Saved entries:
.....

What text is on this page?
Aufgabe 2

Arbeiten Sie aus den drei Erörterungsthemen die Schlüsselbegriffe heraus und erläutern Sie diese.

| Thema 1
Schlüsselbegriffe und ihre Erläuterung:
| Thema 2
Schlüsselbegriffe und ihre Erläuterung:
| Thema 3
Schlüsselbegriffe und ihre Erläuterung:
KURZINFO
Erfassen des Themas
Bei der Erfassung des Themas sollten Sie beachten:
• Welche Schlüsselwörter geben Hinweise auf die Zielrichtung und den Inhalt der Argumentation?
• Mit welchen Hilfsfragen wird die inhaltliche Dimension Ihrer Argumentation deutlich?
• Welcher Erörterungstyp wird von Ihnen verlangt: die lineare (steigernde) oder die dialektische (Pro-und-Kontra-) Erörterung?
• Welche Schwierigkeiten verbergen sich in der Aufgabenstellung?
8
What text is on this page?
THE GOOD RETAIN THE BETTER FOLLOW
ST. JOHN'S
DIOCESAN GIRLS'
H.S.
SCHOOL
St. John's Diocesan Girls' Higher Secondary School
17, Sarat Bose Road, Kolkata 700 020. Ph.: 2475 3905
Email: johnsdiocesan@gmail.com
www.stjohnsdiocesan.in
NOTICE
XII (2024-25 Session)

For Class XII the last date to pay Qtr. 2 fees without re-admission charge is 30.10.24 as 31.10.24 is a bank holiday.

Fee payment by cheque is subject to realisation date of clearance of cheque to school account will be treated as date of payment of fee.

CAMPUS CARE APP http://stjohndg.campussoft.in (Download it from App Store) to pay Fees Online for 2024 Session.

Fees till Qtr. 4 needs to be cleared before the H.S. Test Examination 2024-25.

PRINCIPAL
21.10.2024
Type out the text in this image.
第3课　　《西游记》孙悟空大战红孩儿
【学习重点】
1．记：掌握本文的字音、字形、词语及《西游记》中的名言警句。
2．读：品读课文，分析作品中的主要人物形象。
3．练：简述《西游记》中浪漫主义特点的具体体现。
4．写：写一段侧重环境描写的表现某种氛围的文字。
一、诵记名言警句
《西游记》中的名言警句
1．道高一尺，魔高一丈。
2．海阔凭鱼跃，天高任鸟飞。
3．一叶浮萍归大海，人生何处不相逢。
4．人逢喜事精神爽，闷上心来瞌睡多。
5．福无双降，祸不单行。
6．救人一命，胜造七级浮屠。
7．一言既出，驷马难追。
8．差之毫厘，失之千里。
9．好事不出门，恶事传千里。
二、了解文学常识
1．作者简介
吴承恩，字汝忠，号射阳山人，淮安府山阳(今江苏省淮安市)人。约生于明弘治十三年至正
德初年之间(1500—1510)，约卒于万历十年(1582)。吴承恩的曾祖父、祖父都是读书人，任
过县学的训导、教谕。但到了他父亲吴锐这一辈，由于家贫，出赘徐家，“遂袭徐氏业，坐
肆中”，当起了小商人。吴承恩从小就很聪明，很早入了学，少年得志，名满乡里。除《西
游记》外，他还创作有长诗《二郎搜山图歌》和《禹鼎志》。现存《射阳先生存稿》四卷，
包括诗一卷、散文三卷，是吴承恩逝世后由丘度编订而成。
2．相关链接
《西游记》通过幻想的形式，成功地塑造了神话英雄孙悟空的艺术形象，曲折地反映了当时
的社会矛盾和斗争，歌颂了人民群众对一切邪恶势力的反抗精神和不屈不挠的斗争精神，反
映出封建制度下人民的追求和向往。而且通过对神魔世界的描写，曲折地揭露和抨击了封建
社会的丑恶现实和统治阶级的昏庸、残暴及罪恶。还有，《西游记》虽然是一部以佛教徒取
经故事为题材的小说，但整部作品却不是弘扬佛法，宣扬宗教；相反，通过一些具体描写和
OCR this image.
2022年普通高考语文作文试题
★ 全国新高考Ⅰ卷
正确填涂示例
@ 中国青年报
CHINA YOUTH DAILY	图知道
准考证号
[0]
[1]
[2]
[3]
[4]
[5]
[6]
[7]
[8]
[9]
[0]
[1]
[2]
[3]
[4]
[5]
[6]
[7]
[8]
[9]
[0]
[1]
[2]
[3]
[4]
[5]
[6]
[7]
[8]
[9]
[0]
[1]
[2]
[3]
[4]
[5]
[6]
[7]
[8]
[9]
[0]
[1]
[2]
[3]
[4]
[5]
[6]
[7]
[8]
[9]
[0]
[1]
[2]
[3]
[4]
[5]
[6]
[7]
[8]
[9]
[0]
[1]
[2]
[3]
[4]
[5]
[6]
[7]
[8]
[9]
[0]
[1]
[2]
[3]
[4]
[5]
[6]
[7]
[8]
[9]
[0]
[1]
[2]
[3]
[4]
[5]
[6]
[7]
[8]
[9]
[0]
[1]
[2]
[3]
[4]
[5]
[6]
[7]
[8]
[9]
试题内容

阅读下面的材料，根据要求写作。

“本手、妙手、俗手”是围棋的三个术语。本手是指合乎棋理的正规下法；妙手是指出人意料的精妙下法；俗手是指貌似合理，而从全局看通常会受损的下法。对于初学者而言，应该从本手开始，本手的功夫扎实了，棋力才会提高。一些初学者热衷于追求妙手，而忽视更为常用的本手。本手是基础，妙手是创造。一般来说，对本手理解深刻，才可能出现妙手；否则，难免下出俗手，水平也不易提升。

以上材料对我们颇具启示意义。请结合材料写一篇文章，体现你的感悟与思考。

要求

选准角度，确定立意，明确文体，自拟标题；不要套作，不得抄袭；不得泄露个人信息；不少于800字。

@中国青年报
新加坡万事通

.....

Repeat exactly the lines from the line containing "OCR this image." through the end of the listing above; both boundary lines are part of the output.

[Task result]:
OCR this image.
2022年普通高考语文作文试题
★ 全国新高考Ⅰ卷
正确填涂示例
@ 中国青年报
CHINA YOUTH DAILY	图知道
准考证号
[0]
[1]
[2]
[3]
[4]
[5]
[6]
[7]
[8]
[9]
[0]
[1]
[2]
[3]
[4]
[5]
[6]
[7]
[8]
[9]
[0]
[1]
[2]
[3]
[4]
[5]
[6]
[7]
[8]
[9]
[0]
[1]
[2]
[3]
[4]
[5]
[6]
[7]
[8]
[9]
[0]
[1]
[2]
[3]
[4]
[5]
[6]
[7]
[8]
[9]
[0]
[1]
[2]
[3]
[4]
[5]
[6]
[7]
[8]
[9]
[0]
[1]
[2]
[3]
[4]
[5]
[6]
[7]
[8]
[9]
[0]
[1]
[2]
[3]
[4]
[5]
[6]
[7]
[8]
[9]
[0]
[1]
[2]
[3]
[4]
[5]
[6]
[7]
[8]
[9]
[0]
[1]
[2]
[3]
[4]
[5]
[6]
[7]
[8]
[9]
试题内容

阅读下面的材料，根据要求写作。

“本手、妙手、俗手”是围棋的三个术语。本手是指合乎棋理的正规下法；妙手是指出人意料的精妙下法；俗手是指貌似合理，而从全局看通常会受损的下法。对于初学者而言，应该从本手开始，本手的功夫扎实了，棋力才会提高。一些初学者热衷于追求妙手，而忽视更为常用的本手。本手是基础，妙手是创造。一般来说，对本手理解深刻，才可能出现妙手；否则，难免下出俗手，水平也不易提升。

以上材料对我们颇具启示意义。请结合材料写一篇文章，体现你的感悟与思考。

要求

选准角度，确定立意，明确文体，自拟标题；不要套作，不得抄袭；不得泄露个人信息；不少于800字。

@中国青年报
新加坡万事通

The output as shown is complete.